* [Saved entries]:
## begin

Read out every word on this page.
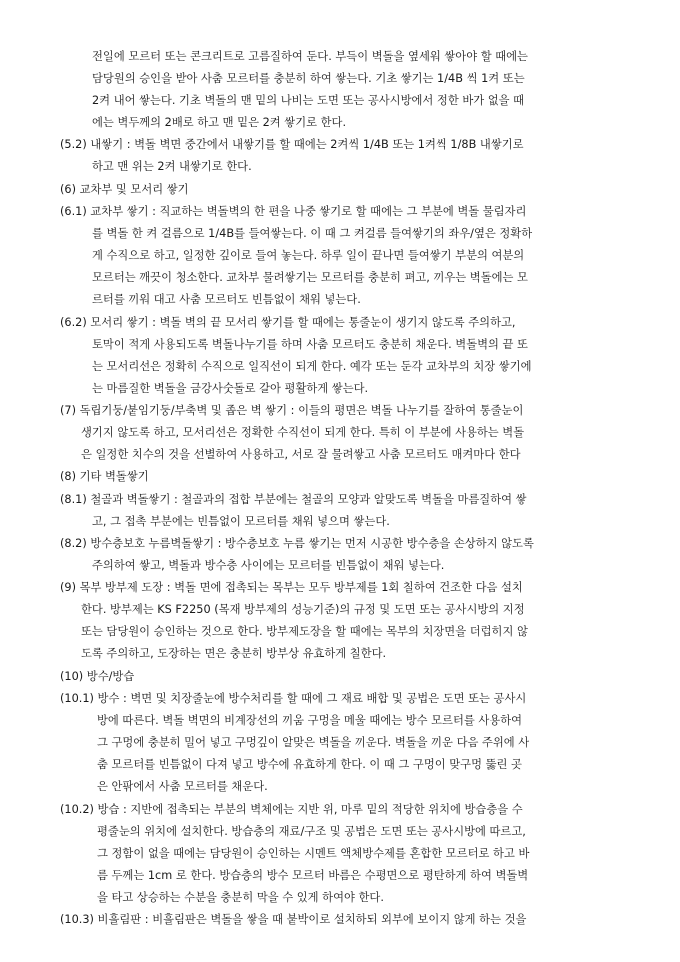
전일에 모르터 또는 콘크리트로 고름질하여 둔다. 부득이 벽돌을 옆세워 쌓아야 할 때에는
담당원의 승인을 받아 사춤 모르터를 충분히 하여 쌓는다. 기초 쌓기는 1/4B 씩 1켜 또는
2켜 내어 쌓는다. 기초 벽돌의 맨 밑의 나비는 도면 또는 공사시방에서 정한 바가 없을 때
에는 벽두께의 2배로 하고 맨 밑은 2켜 쌓기로 한다.
(5.2) 내쌓기 : 벽돌 벽면 중간에서 내쌓기를 할 때에는 2켜씩 1/4B 또는 1켜씩 1/8B 내쌓기로
하고 맨 위는 2켜 내쌓기로 한다.
(6) 교차부 및 모서리 쌓기
(6.1) 교차부 쌓기 : 직교하는 벽돌벽의 한 편을 나중 쌓기로 할 때에는 그 부분에 벽돌 물림자리
를 벽돌 한 켜 걸름으로 1/4B를 들여쌓는다. 이 때 그 켜걸름 들여쌓기의 좌우/옆은 정확하
게 수직으로 하고, 일정한 깊이로 들여 놓는다. 하루 일이 끝나면 들여쌓기 부분의 여분의
모르터는 깨끗이 청소한다. 교차부 물려쌓기는 모르터를 충분히 펴고, 끼우는 벽돌에는 모
르터를 끼워 대고 사춤 모르터도 빈틈없이 채워 넣는다.
(6.2) 모서리 쌓기 : 벽돌 벽의 끝 모서리 쌓기를 할 때에는 통줄눈이 생기지 않도록 주의하고,
토막이 적게 사용되도록 벽돌나누기를 하며 사춤 모르터도 충분히 채운다. 벽돌벽의 끝 또
는 모서리선은 정확히 수직으로 일직선이 되게 한다. 예각 또는 둔각 교차부의 치장 쌓기에
는 마름질한 벽돌을 금강사숫돌로 갈아 평활하게 쌓는다.
(7) 독립기둥/붙임기둥/부축벽 및 좁은 벽 쌓기 : 이들의 평면은 벽돌 나누기를 잘하여 통줄눈이
생기지 않도록 하고, 모서리선은 정확한 수직선이 되게 한다. 특히 이 부분에 사용하는 벽돌
은 일정한 치수의 것을 선별하여 사용하고, 서로 잘 물려쌓고 사춤 모르터도 매켜마다 한다
(8) 기타 벽돌쌓기
(8.1) 철골과 벽돌쌓기 : 철골과의 접합 부분에는 철골의 모양과 알맞도록 벽돌을 마름질하여 쌓
고, 그 접촉 부분에는 빈틈없이 모르터를 채워 넣으며 쌓는다.
(8.2) 방수층보호 누름벽돌쌓기 : 방수층보호 누름 쌓기는 먼저 시공한 방수층을 손상하지 않도록
주의하여 쌓고, 벽돌과 방수층 사이에는 모르터를 빈틈없이 채워 넣는다.
(9) 목부 방부제 도장 : 벽돌 면에 접촉되는 목부는 모두 방부제를 1회 칠하여 건조한 다음 설치
한다. 방부제는 KS F2250 (목재 방부제의 성능기준)의 규정 및 도면 또는 공사시방의 지정
또는 담당원이 승인하는 것으로 한다. 방부제도장을 할 때에는 목부의 치장면을 더럽히지 않
도록 주의하고, 도장하는 면은 충분히 방부상 유효하게 칠한다.
(10) 방수/방습
(10.1) 방수 : 벽면 및 치장줄눈에 방수처리를 할 때에 그 재료 배합 및 공법은 도면 또는 공사시
방에 따른다. 벽돌 벽면의 비계장선의 끼움 구멍을 메울 때에는 방수 모르터를 사용하여
그 구멍에 충분히 밀어 넣고 구멍깊이 알맞은 벽돌을 끼운다. 벽돌을 끼운 다음 주위에 사
춤 모르터를 빈틈없이 다져 넣고 방수에 유효하게 한다. 이 때 그 구멍이 맞구멍 뚫린 곳
은 안팎에서 사춤 모르터를 채운다.
(10.2) 방습 : 지반에 접촉되는 부분의 벽체에는 지반 위, 마루 밑의 적당한 위치에 방습층을 수
평줄눈의 위치에 설치한다. 방습층의 재료/구조 및 공법은 도면 또는 공사시방에 따르고,
그 정함이 없을 때에는 담당원이 승인하는 시멘트 액체방수제를 혼합한 모르터로 하고 바
름 두께는 1cm 로 한다. 방습층의 방수 모르터 바름은 수평면으로 평탄하게 하여 벽돌벽
을 타고 상승하는 수분을 충분히 막을 수 있게 하여야 한다.
(10.3) 비흘림판 : 비흘림판은 벽돌을 쌓을 때 붙박이로 설치하되 외부에 보이지 않게 하는 것을
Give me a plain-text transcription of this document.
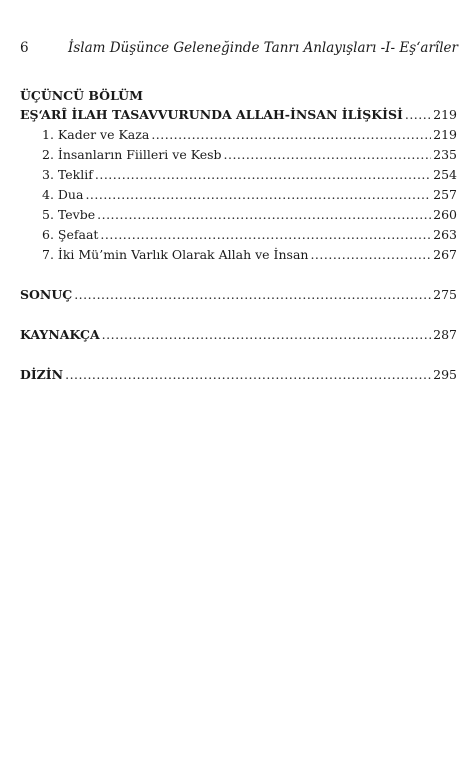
6	İslam Düşünce Geleneğinde Tanrı Anlayışları -I- Eş‘arîler
ÜÇÜNCÜ BÖLÜM
EŞ‘ARÎ İLAH TASAVVURUNDA ALLAH-İNSAN İLİŞKİSİ ..... 219
1. Kader ve Kaza .....	219
2. İnsanların Fiilleri ve Kesb .....	235
3. Teklif .....	254
4. Dua .....	257
5. Tevbe .....	260
6. Şefaat .....	263
7. İki Mü’min Varlık Olarak Allah ve İnsan .....	267
SONUÇ .....	275
KAYNAKÇA .....	287
DİZİN .....	295
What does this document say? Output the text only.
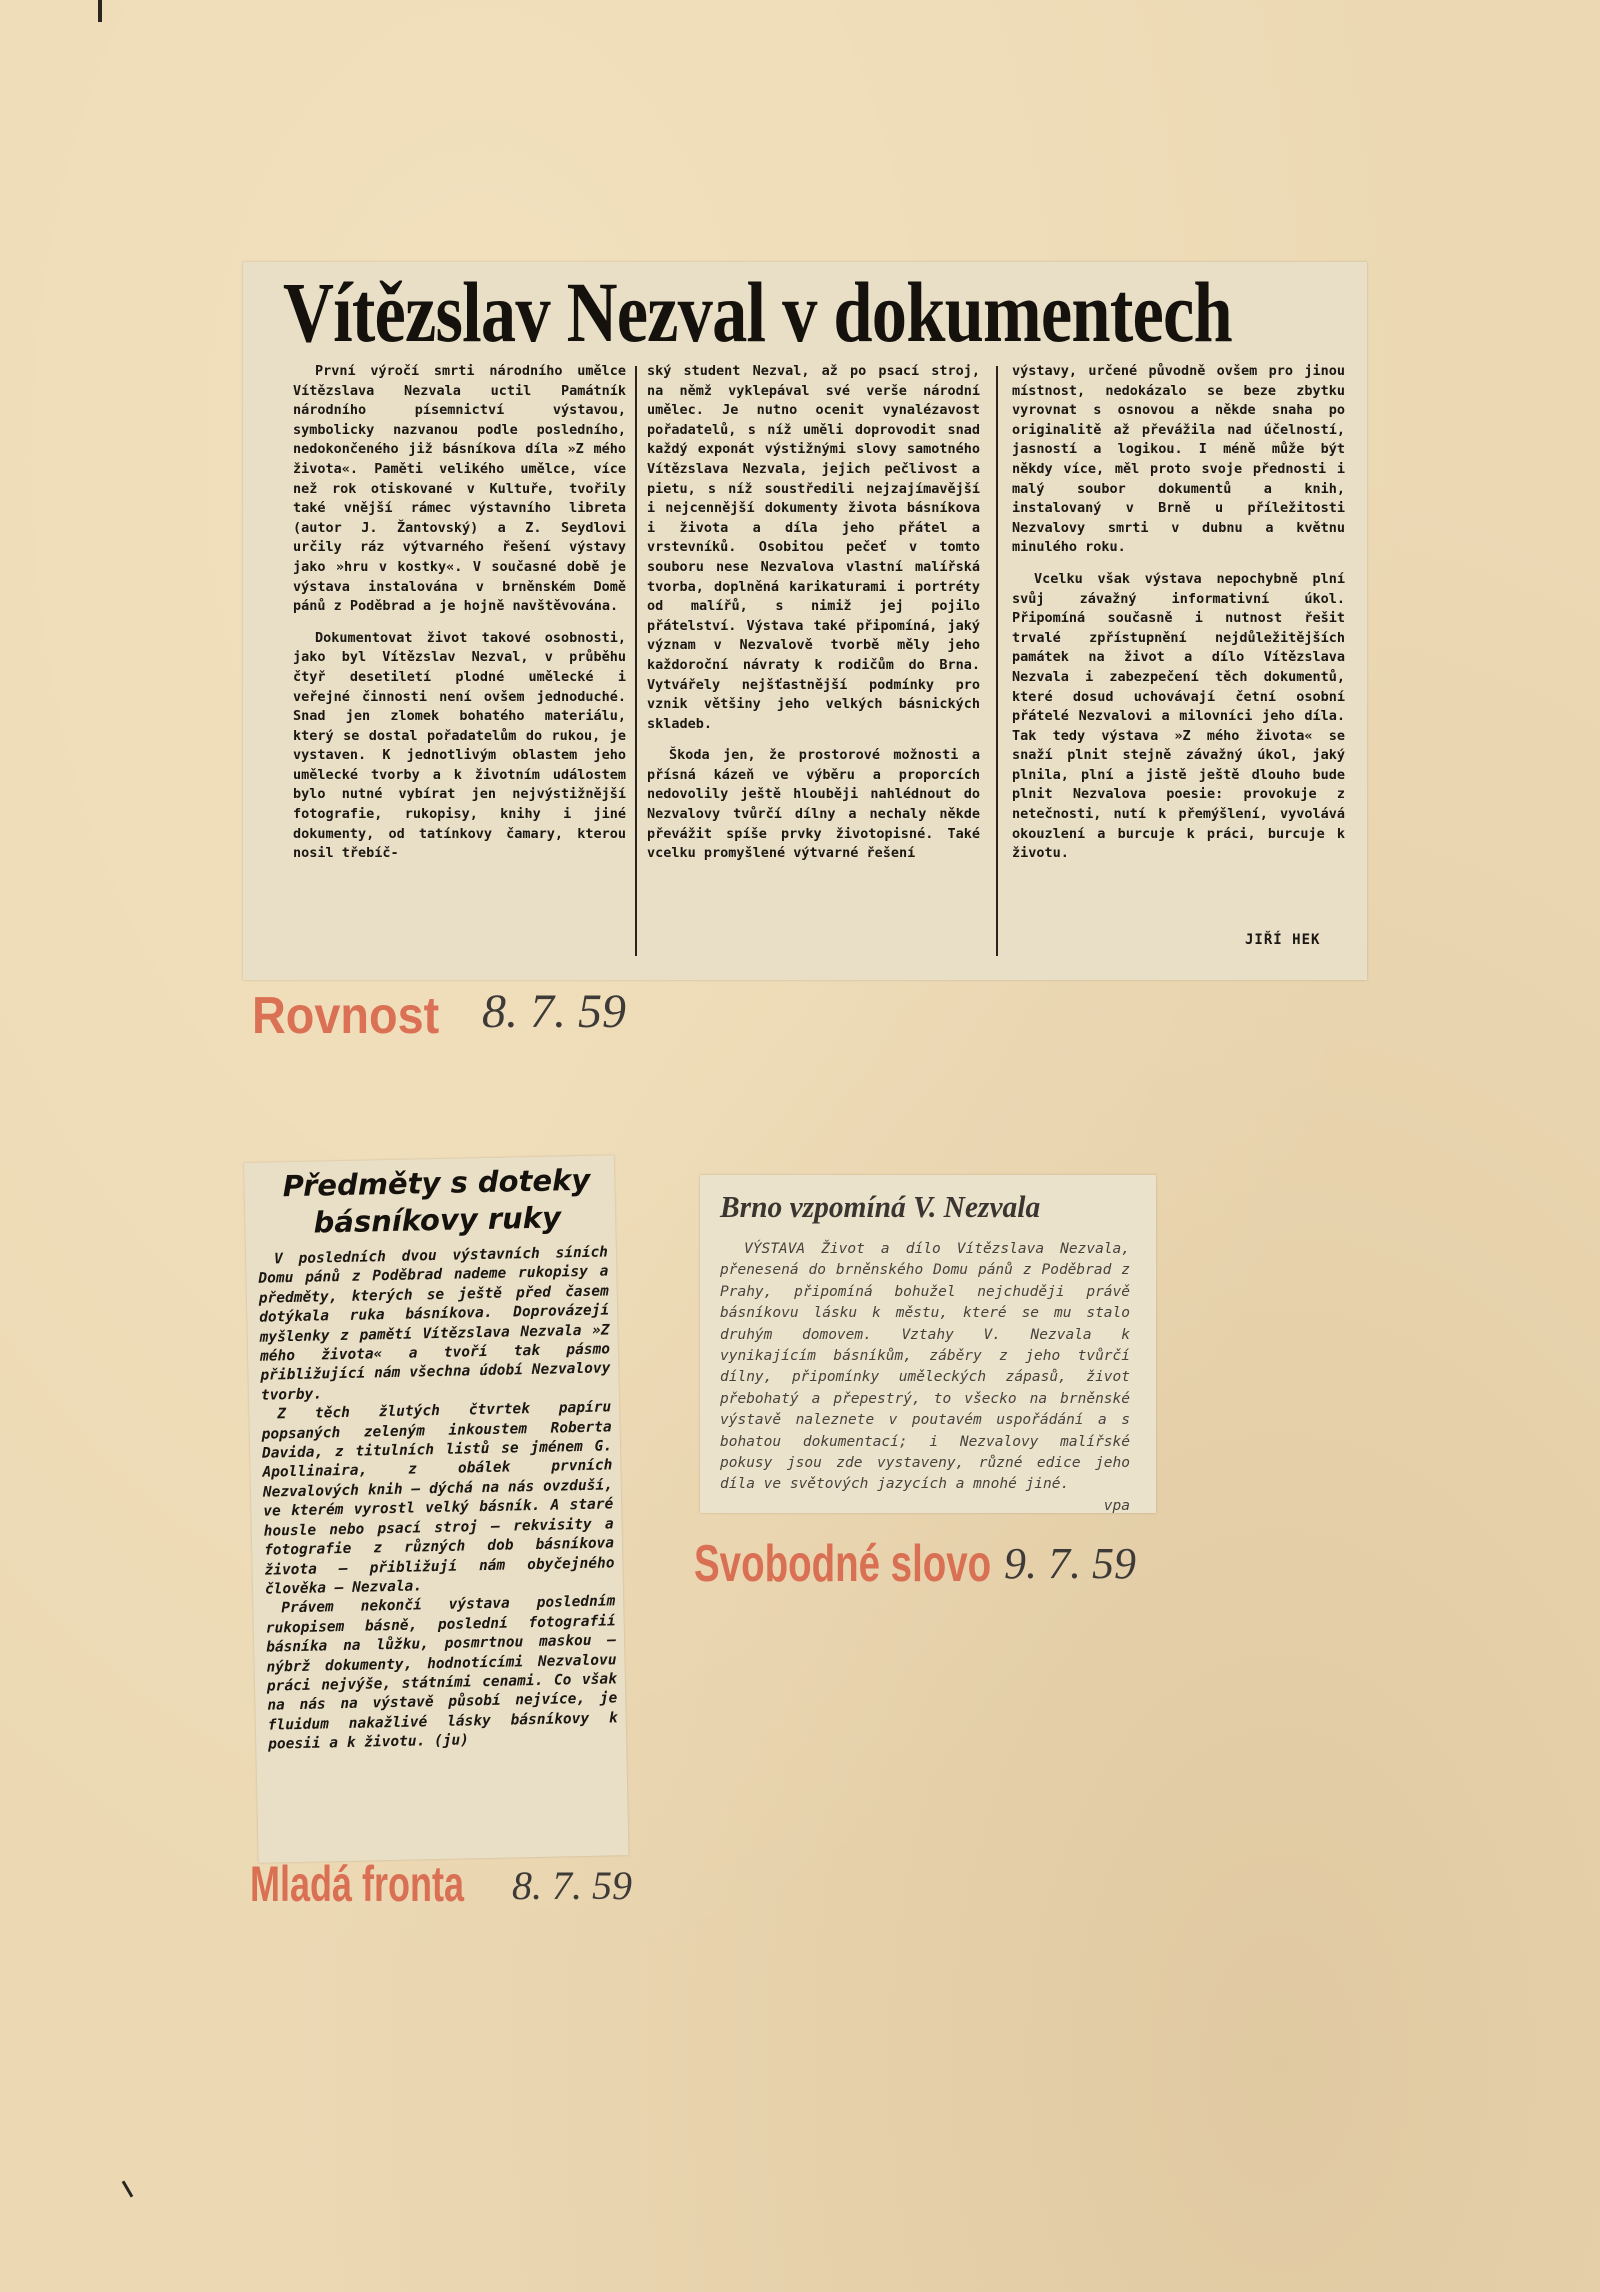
Vítězslav Nezval v dokumentech

První výročí smrti národního umělce Vítězslava Nezvala uctil Památník národního písemnictví výstavou, symbolicky nazvanou podle posledního, nedokončeného již básníkova díla »Z mého života«. Paměti velikého umělce, více než rok otiskované v Kultuře, tvořily také vnější rámec výstavního libreta (autor J. Žantovský) a Z. Seydlovi určily ráz výtvarného řešení výstavy jako »hru v kostky«. V současné době je výstava instalována v brněnském Domě pánů z Poděbrad a je hojně navštěvována.

Dokumentovat život takové osobnosti, jako byl Vítězslav Nezval, v průběhu čtyř desetiletí plodné umělecké i veřejné činnosti není ovšem jednoduché. Snad jen zlomek bohatého materiálu, který se dostal pořadatelům do rukou, je vystaven. K jednotlivým oblastem jeho umělecké tvorby a k životním událostem bylo nutné vybírat jen nejvýstižnější fotografie, rukopisy, knihy i jiné dokumenty, od tatínkovy čamary, kterou nosil třebíč-

ský student Nezval, až po psací stroj, na němž vyklepával své verše národní umělec. Je nutno ocenit vynalézavost pořadatelů, s níž uměli doprovodit snad každý exponát výstižnými slovy samotného Vítězslava Nezvala, jejich pečlivost a pietu, s níž soustředili nejzajímavější i nejcennější dokumenty života básníkova i života a díla jeho přátel a vrstevníků. Osobitou pečeť v tomto souboru nese Nezvalova vlastní malířská tvorba, doplněná karikaturami i portréty od malířů, s nimiž jej pojilo přátelství. Výstava také připomíná, jaký význam v Nezvalově tvorbě měly jeho každoroční návraty k rodičům do Brna. Vytvářely nejšťastnější podmínky pro vznik většiny jeho velkých básnických skladeb.

Škoda jen, že prostorové možnosti a přísná kázeň ve výběru a proporcích nedovolily ještě hlouběji nahlédnout do Nezvalovy tvůrčí dílny a nechaly někde převážit spíše prvky životopisné. Také vcelku promyšlené výtvarné řešení

výstavy, určené původně ovšem pro jinou místnost, nedokázalo se beze zbytku vyrovnat s osnovou a někde snaha po originalitě až převážila nad účelností, jasností a logikou. I méně může být někdy více, měl proto svoje přednosti i malý soubor dokumentů a knih, instalovaný v Brně u příležitosti Nezvalovy smrti v dubnu a květnu minulého roku.

Vcelku však výstava nepochybně plní svůj závažný informativní úkol. Připomíná současně i nutnost řešit trvalé zpřístupnění nejdůležitějších památek na život a dílo Vítězslava Nezvala i zabezpečení těch dokumentů, které dosud uchovávají četní osobní přátelé Nezvalovi a milovníci jeho díla. Tak tedy výstava »Z mého života« se snaží plnit stejně závažný úkol, jaký plnila, plní a jistě ještě dlouho bude plnit Nezvalova poesie: provokuje z netečnosti, nutí k přemýšlení, vyvolává okouzlení a burcuje k práci, burcuje k životu.

JIŘÍ HEK
Rovnost 8. 7. 59
Předměty s doteky básníkovy ruky

V posledních dvou výstavních síních Domu pánů z Poděbrad nademe rukopisy a předměty, kterých se ještě před časem dotýkala ruka básníkova. Doprovázejí myšlenky z pamětí Vítězslava Nezvala »Z mého života« a tvoří tak pásmo přibližující nám všechna údobí Nezvalovy tvorby.

Z těch žlutých čtvrtek papíru popsaných zeleným inkoustem Roberta Davida, z titulních listů se jménem G. Apollinaira, z obálek prvních Nezvalových knih — dýchá na nás ovzduší, ve kterém vyrostl velký básník. A staré housle nebo psací stroj — rekvisity a fotografie z různých dob básníkova života — přibližují nám obyčejného člověka — Nezvala.

Právem nekončí výstava posledním rukopisem básně, poslední fotografií básníka na lůžku, posmrtnou maskou — nýbrž dokumenty, hodnotícími Nezvalovu práci nejvýše, státními cenami. Co však na nás na výstavě působí nejvíce, je fluidum nakažlivé lásky básníkovy k poesii a k životu. (ju)

Mladá fronta 8. 7. 59
Brno vzpomíná V. Nezvala

VÝSTAVA Život a dílo Vítězslava Nezvala, přenesená do brněnského Domu pánů z Poděbrad z Prahy, připomíná bohužel nejchuději právě básníkovu lásku k městu, které se mu stalo druhým domovem. Vztahy V. Nezvala k vynikajícím básníkům, záběry z jeho tvůrčí dílny, připomínky uměleckých zápasů, život přebohatý a přepestrý, to všecko na brněnské výstavě naleznete v poutavém uspořádání a s bohatou dokumentací; i Nezvalovy malířské pokusy jsou zde vystaveny, různé edice jeho díla ve světových jazycích a mnohé jiné.

vpa

Svobodné slovo 9. 7. 59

## end

* [DESCRIPTION OF THE TASK]:
Copy out each line of the entries that holds "životu".

* [ANSWER TO THE EXERCISE]:
Vcelku však výstava nepochybně plní svůj závažný informativní úkol. Připomíná současně i nutnost řešit trvalé zpřístupnění nejdůležitějších památek na život a dílo Vítězslava Nezvala i zabezpečení těch dokumentů, které dosud uchovávají četní osobní přátelé Nezvalovi a milovníci jeho díla. Tak tedy výstava »Z mého života« se snaží plnit stejně závažný úkol, jaký plnila, plní a jistě ještě dlouho bude plnit Nezvalova poesie: provokuje z netečnosti, nutí k přemýšlení, vyvolává okouzlení a burcuje k práci, burcuje k životu.
Právem nekončí výstava posledním rukopisem básně, poslední fotografií básníka na lůžku, posmrtnou maskou — nýbrž dokumenty, hodnotícími Nezvalovu práci nejvýše, státními cenami. Co však na nás na výstavě působí nejvíce, je fluidum nakažlivé lásky básníkovy k poesii a k životu. (ju)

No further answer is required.